╭──
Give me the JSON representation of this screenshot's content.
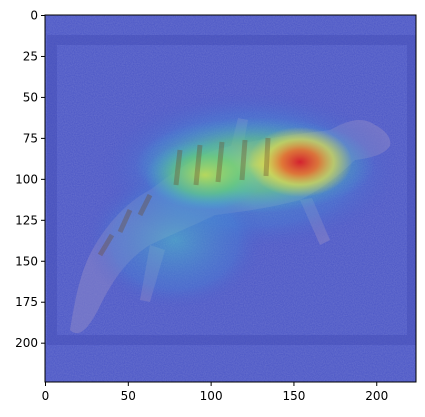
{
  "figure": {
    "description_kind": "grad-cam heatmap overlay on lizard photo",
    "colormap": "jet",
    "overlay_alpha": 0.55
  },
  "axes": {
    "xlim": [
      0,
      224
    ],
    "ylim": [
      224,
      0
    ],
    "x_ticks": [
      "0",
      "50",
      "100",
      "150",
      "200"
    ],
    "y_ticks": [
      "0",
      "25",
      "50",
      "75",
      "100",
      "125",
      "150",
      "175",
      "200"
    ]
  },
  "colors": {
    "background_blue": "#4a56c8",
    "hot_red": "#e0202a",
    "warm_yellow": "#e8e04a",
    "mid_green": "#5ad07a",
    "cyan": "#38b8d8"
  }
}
╰──
╭──
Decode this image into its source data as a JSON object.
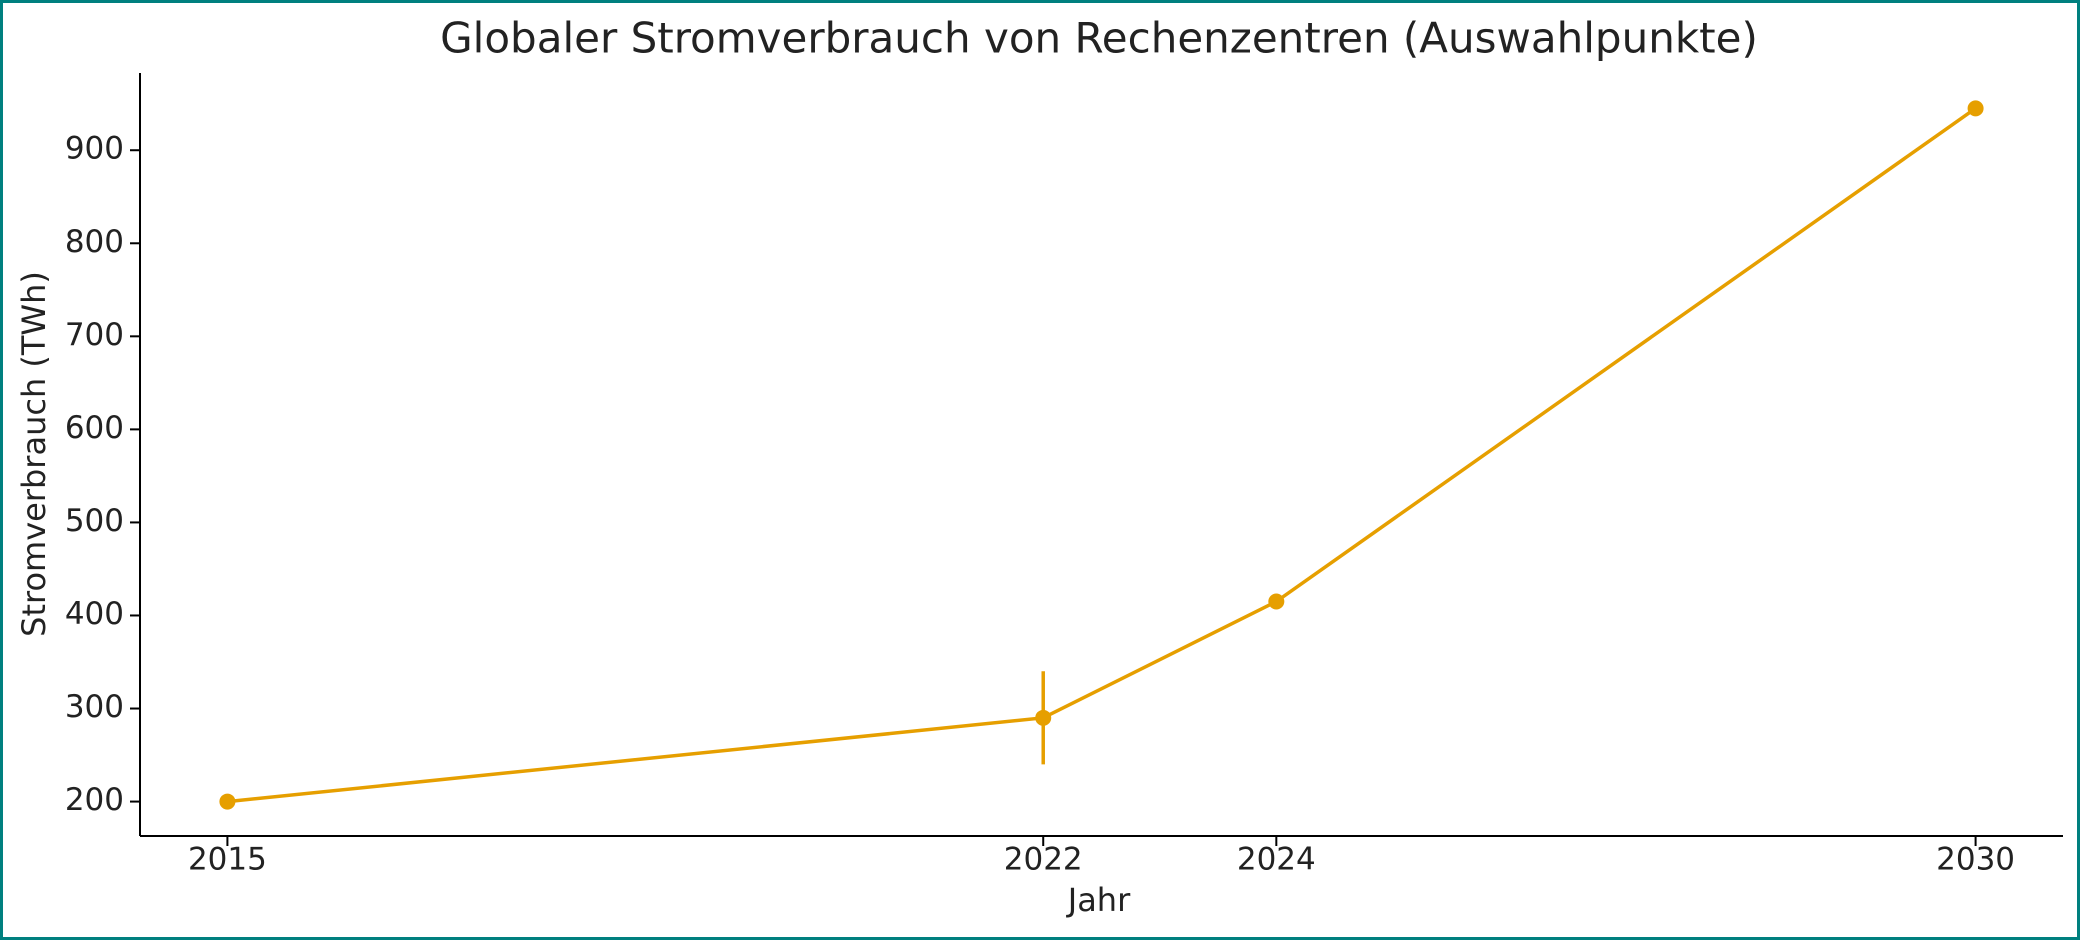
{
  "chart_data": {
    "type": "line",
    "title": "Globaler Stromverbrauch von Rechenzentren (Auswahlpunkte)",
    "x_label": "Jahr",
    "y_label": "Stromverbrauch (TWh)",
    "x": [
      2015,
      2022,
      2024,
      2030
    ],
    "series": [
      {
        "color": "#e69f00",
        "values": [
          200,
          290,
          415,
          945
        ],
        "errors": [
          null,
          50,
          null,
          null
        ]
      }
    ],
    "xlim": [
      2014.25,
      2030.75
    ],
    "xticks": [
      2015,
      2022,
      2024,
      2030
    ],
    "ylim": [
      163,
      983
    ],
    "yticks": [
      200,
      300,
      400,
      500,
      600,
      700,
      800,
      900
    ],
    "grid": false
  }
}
╰──
WRITTEN TASK: Check each line of the records above for "this", and copy those that have it.

EXERCISE SOLUTION:
Give me the JSON representation of this screenshot's content.
Decode this image into its source data as a JSON object.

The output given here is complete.